What is required | Look through the records and report how many lines include the word "screenshot", with no other words.

Extracted entries |
%%

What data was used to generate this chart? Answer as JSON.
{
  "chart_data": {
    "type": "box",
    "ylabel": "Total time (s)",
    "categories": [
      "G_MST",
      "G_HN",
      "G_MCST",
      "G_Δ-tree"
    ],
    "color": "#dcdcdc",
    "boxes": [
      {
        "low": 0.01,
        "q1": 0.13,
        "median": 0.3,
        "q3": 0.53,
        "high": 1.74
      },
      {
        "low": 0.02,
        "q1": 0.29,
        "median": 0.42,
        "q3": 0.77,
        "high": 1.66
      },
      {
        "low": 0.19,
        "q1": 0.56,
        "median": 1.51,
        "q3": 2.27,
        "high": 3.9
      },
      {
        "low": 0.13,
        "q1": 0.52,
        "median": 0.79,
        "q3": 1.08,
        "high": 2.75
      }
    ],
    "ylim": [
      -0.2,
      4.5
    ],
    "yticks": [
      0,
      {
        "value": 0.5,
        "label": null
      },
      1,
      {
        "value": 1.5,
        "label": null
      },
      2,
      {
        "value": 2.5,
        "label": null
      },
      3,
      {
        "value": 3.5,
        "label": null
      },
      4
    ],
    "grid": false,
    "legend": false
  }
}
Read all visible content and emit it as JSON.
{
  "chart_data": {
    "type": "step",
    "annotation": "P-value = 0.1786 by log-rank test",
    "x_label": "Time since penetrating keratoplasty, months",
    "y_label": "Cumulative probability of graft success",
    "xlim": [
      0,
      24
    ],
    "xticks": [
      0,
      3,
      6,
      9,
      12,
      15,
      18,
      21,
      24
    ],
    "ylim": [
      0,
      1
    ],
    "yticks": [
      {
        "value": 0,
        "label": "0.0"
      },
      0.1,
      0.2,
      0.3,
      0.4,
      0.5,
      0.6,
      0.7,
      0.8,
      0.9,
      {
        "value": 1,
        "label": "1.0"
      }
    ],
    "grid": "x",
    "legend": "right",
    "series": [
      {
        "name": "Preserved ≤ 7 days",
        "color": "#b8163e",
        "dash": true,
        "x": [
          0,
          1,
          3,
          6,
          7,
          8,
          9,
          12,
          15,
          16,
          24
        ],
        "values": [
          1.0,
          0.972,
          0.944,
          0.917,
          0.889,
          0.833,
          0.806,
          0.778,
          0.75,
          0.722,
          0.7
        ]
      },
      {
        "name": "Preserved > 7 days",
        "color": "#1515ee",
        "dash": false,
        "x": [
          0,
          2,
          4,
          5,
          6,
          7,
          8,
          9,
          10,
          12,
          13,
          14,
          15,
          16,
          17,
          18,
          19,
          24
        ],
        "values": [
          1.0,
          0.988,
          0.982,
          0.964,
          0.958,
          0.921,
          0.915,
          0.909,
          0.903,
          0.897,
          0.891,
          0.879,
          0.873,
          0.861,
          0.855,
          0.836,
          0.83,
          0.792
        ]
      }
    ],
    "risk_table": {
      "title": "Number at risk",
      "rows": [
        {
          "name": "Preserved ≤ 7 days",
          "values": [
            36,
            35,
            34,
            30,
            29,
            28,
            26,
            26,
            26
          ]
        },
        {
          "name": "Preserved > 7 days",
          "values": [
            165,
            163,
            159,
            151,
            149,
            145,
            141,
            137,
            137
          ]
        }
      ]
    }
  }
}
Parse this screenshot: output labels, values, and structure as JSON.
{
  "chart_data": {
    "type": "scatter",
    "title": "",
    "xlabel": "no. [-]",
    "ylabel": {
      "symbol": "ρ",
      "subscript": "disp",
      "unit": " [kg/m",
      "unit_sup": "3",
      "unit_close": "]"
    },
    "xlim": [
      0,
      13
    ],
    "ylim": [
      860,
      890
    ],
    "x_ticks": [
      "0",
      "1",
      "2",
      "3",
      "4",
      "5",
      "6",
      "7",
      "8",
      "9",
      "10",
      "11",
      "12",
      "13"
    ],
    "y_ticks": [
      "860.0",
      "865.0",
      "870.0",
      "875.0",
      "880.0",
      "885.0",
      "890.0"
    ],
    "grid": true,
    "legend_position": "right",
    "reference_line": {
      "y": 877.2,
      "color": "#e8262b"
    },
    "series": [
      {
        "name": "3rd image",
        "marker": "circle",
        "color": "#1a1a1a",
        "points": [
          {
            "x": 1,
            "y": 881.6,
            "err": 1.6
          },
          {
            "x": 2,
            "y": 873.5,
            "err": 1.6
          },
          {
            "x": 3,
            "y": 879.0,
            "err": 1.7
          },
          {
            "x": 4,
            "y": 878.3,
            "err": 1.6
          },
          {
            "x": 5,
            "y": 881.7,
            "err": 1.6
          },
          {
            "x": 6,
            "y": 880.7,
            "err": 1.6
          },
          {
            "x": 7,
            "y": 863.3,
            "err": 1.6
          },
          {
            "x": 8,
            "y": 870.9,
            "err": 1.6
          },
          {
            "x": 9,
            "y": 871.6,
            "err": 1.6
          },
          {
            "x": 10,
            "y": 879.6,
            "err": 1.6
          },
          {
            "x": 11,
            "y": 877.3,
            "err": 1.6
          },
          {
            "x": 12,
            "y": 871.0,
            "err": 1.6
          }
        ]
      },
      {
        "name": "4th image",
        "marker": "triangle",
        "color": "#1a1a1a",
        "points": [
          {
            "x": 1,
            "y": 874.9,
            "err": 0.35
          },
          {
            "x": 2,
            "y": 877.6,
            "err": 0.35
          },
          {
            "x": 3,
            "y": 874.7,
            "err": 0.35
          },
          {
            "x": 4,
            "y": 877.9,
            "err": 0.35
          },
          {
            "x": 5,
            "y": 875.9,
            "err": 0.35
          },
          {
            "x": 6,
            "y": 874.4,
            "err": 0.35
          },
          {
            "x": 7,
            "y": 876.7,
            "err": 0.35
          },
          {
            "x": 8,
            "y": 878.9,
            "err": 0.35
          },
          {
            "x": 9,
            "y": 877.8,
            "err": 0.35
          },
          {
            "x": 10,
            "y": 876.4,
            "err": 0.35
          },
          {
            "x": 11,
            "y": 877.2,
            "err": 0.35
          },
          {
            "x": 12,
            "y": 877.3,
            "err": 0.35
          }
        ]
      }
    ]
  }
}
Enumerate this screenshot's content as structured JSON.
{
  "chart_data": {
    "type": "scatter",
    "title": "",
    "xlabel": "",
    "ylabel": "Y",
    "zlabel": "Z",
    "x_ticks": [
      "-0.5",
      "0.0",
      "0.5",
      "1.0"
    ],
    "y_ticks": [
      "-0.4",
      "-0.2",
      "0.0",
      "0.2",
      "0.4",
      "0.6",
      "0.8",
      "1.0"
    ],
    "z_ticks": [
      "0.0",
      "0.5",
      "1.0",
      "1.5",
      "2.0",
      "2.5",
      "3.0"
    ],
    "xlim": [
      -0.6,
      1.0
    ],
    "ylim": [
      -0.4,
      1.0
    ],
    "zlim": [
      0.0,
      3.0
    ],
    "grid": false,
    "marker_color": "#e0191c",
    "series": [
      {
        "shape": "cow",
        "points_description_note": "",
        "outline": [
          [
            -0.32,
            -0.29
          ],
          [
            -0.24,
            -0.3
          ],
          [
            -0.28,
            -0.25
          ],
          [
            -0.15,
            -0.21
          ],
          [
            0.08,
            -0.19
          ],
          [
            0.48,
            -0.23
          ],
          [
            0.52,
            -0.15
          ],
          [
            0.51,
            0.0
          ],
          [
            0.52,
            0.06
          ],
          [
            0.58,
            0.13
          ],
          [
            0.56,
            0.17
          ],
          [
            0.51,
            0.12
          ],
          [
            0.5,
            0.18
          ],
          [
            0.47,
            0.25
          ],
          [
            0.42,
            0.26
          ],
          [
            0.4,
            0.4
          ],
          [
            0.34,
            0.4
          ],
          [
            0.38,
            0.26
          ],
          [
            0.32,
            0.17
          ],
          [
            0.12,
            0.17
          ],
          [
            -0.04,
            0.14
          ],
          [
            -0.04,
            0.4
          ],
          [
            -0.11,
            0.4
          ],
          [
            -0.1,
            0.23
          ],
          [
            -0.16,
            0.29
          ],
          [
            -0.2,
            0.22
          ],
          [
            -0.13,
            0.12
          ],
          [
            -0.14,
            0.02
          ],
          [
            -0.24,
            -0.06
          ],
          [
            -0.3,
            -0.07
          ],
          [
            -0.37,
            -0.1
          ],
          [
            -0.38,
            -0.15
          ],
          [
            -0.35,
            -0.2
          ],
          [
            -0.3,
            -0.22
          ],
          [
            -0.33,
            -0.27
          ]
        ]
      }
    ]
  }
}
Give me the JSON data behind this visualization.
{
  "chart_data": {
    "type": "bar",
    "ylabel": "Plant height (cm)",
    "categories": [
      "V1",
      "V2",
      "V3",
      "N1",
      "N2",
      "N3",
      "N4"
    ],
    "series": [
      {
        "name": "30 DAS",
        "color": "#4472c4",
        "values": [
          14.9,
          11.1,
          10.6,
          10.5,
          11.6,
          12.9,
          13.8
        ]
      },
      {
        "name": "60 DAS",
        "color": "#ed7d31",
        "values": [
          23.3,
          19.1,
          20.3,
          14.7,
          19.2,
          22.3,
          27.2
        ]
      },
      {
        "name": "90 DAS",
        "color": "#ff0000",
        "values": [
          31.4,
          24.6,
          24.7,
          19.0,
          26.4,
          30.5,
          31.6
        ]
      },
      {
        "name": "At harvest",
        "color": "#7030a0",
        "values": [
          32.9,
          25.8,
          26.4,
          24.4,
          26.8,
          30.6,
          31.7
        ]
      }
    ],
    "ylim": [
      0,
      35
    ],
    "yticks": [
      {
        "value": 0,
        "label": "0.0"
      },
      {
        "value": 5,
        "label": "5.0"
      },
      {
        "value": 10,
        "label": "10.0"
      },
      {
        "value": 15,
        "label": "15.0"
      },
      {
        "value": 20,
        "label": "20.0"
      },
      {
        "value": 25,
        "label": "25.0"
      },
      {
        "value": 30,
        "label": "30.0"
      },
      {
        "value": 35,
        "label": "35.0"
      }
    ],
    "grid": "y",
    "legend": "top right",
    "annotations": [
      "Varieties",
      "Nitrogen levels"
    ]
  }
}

%%

Written response | 2